# Work to complete
Read the records and write them out again exactly.
- - - - - - -
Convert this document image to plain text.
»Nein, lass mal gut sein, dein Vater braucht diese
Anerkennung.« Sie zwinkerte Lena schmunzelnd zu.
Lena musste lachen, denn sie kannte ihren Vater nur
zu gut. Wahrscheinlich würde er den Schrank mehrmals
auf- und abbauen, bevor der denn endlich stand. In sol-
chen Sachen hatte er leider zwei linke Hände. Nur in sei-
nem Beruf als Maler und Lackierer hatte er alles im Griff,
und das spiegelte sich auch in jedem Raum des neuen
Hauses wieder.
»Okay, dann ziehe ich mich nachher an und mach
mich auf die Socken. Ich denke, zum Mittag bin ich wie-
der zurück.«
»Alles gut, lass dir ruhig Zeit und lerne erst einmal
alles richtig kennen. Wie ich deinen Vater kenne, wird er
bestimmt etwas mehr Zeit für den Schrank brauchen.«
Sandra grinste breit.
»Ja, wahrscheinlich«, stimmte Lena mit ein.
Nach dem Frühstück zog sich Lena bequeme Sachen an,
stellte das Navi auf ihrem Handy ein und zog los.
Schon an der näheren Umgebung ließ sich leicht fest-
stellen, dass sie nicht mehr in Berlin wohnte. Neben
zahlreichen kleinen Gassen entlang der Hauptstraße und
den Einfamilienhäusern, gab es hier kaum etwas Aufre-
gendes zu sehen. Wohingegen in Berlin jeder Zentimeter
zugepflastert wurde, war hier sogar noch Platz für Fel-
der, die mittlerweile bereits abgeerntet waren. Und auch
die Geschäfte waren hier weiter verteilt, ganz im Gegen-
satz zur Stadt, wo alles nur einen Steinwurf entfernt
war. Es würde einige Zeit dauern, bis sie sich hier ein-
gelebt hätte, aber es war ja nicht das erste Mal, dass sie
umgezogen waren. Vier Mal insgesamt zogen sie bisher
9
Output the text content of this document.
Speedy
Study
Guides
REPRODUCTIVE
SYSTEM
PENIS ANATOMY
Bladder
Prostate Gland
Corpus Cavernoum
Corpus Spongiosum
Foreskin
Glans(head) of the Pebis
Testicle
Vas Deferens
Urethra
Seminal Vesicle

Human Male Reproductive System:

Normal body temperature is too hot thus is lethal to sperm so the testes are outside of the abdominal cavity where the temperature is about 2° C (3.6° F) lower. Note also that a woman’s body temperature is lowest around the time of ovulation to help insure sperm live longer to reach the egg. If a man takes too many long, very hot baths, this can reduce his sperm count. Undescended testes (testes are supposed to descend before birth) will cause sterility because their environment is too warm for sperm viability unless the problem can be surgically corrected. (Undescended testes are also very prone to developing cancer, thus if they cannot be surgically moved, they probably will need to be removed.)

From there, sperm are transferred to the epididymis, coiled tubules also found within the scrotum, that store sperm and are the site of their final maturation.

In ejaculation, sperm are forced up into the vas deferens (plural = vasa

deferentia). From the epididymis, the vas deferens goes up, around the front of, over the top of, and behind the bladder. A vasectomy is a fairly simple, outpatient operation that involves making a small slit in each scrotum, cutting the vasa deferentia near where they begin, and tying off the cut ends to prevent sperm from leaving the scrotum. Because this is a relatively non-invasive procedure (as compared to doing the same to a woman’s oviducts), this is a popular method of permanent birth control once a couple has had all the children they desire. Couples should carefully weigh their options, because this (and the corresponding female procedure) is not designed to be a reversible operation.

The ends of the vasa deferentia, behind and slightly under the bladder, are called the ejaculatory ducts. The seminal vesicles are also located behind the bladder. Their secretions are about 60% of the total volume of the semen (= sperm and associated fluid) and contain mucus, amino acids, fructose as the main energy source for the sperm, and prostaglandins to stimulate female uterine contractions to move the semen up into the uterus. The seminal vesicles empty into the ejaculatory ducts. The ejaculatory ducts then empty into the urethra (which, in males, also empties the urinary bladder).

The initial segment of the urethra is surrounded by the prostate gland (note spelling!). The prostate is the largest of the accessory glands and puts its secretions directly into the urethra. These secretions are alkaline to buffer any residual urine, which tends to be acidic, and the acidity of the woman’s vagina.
- - - - - - -
# Answer
Convert this document image to plain text.
»Nein, lass mal gut sein, dein Vater braucht diese
Anerkennung.« Sie zwinkerte Lena schmunzelnd zu.
Lena musste lachen, denn sie kannte ihren Vater nur
zu gut. Wahrscheinlich würde er den Schrank mehrmals
auf- und abbauen, bevor der denn endlich stand. In sol-
chen Sachen hatte er leider zwei linke Hände. Nur in sei-
nem Beruf als Maler und Lackierer hatte er alles im Griff,
und das spiegelte sich auch in jedem Raum des neuen
Hauses wieder.
»Okay, dann ziehe ich mich nachher an und mach
mich auf die Socken. Ich denke, zum Mittag bin ich wie-
der zurück.«
»Alles gut, lass dir ruhig Zeit und lerne erst einmal
alles richtig kennen. Wie ich deinen Vater kenne, wird er
bestimmt etwas mehr Zeit für den Schrank brauchen.«
Sandra grinste breit.
»Ja, wahrscheinlich«, stimmte Lena mit ein.
Nach dem Frühstück zog sich Lena bequeme Sachen an,
stellte das Navi auf ihrem Handy ein und zog los.
Schon an der näheren Umgebung ließ sich leicht fest-
stellen, dass sie nicht mehr in Berlin wohnte. Neben
zahlreichen kleinen Gassen entlang der Hauptstraße und
den Einfamilienhäusern, gab es hier kaum etwas Aufre-
gendes zu sehen. Wohingegen in Berlin jeder Zentimeter
zugepflastert wurde, war hier sogar noch Platz für Fel-
der, die mittlerweile bereits abgeerntet waren. Und auch
die Geschäfte waren hier weiter verteilt, ganz im Gegen-
satz zur Stadt, wo alles nur einen Steinwurf entfernt
war. Es würde einige Zeit dauern, bis sie sich hier ein-
gelebt hätte, aber es war ja nicht das erste Mal, dass sie
umgezogen waren. Vier Mal insgesamt zogen sie bisher
9
Output the text content of this document.
Speedy
Study
Guides
REPRODUCTIVE
SYSTEM
PENIS ANATOMY
Bladder
Prostate Gland
Corpus Cavernoum
Corpus Spongiosum
Foreskin
Glans(head) of the Pebis
Testicle
Vas Deferens
Urethra
Seminal Vesicle

Human Male Reproductive System:

Normal body temperature is too hot thus is lethal to sperm so the testes are outside of the abdominal cavity where the temperature is about 2° C (3.6° F) lower. Note also that a woman’s body temperature is lowest around the time of ovulation to help insure sperm live longer to reach the egg. If a man takes too many long, very hot baths, this can reduce his sperm count. Undescended testes (testes are supposed to descend before birth) will cause sterility because their environment is too warm for sperm viability unless the problem can be surgically corrected. (Undescended testes are also very prone to developing cancer, thus if they cannot be surgically moved, they probably will need to be removed.)

From there, sperm are transferred to the epididymis, coiled tubules also found within the scrotum, that store sperm and are the site of their final maturation.

In ejaculation, sperm are forced up into the vas deferens (plural = vasa

deferentia). From the epididymis, the vas deferens goes up, around the front of, over the top of, and behind the bladder. A vasectomy is a fairly simple, outpatient operation that involves making a small slit in each scrotum, cutting the vasa deferentia near where they begin, and tying off the cut ends to prevent sperm from leaving the scrotum. Because this is a relatively non-invasive procedure (as compared to doing the same to a woman’s oviducts), this is a popular method of permanent birth control once a couple has had all the children they desire. Couples should carefully weigh their options, because this (and the corresponding female procedure) is not designed to be a reversible operation.

The ends of the vasa deferentia, behind and slightly under the bladder, are called the ejaculatory ducts. The seminal vesicles are also located behind the bladder. Their secretions are about 60% of the total volume of the semen (= sperm and associated fluid) and contain mucus, amino acids, fructose as the main energy source for the sperm, and prostaglandins to stimulate female uterine contractions to move the semen up into the uterus. The seminal vesicles empty into the ejaculatory ducts. The ejaculatory ducts then empty into the urethra (which, in males, also empties the urinary bladder).

The initial segment of the urethra is surrounded by the prostate gland (note spelling!). The prostate is the largest of the accessory glands and puts its secretions directly into the urethra. These secretions are alkaline to buffer any residual urine, which tends to be acidic, and the acidity of the woman’s vagina.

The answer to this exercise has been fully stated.